• [Given request] Work out how many lines in the listing below include the word "birthdate"; answer with the number alone.

■ ■ ■ ■

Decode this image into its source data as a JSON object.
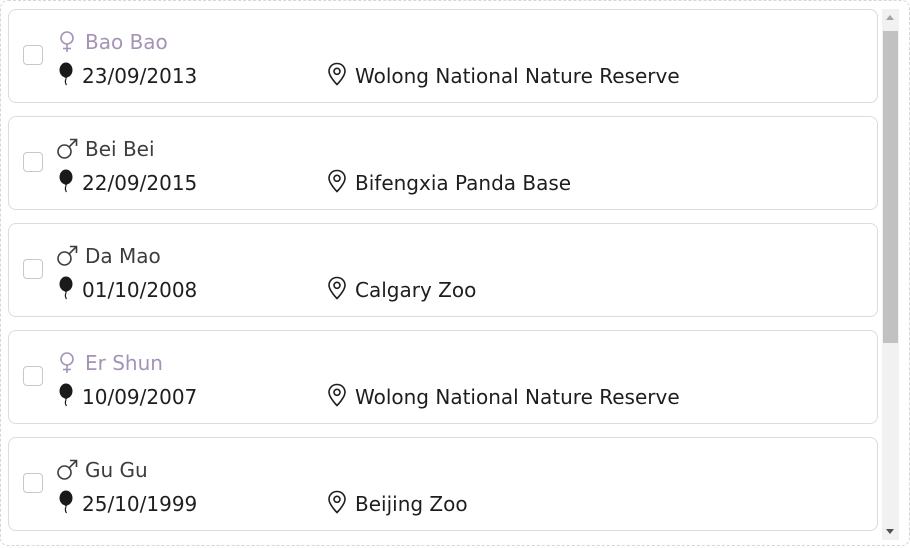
{
  "pandas": [
    {
      "name": "Bao Bao",
      "gender": "female",
      "birthdate": "23/09/2013",
      "location": "Wolong National Nature Reserve"
    },
    {
      "name": "Bei Bei",
      "gender": "male",
      "birthdate": "22/09/2015",
      "location": "Bifengxia Panda Base"
    },
    {
      "name": "Da Mao",
      "gender": "male",
      "birthdate": "01/10/2008",
      "location": "Calgary Zoo"
    },
    {
      "name": "Er Shun",
      "gender": "female",
      "birthdate": "10/09/2007",
      "location": "Wolong National Nature Reserve"
    },
    {
      "name": "Gu Gu",
      "gender": "male",
      "birthdate": "25/10/1999",
      "location": "Beijing Zoo"
    }
  ],
  "icons": {
    "female": "female-icon",
    "male": "male-icon",
    "birthday": "balloon-icon",
    "location": "map-pin-icon"
  },
  "colors": {
    "female_name": "#a493b7",
    "male_name": "#3d3d3d",
    "text": "#1e1e1e",
    "card_border": "#dcdcdc"
  }
}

■ ■ ■ ■

• [Response to this task] 5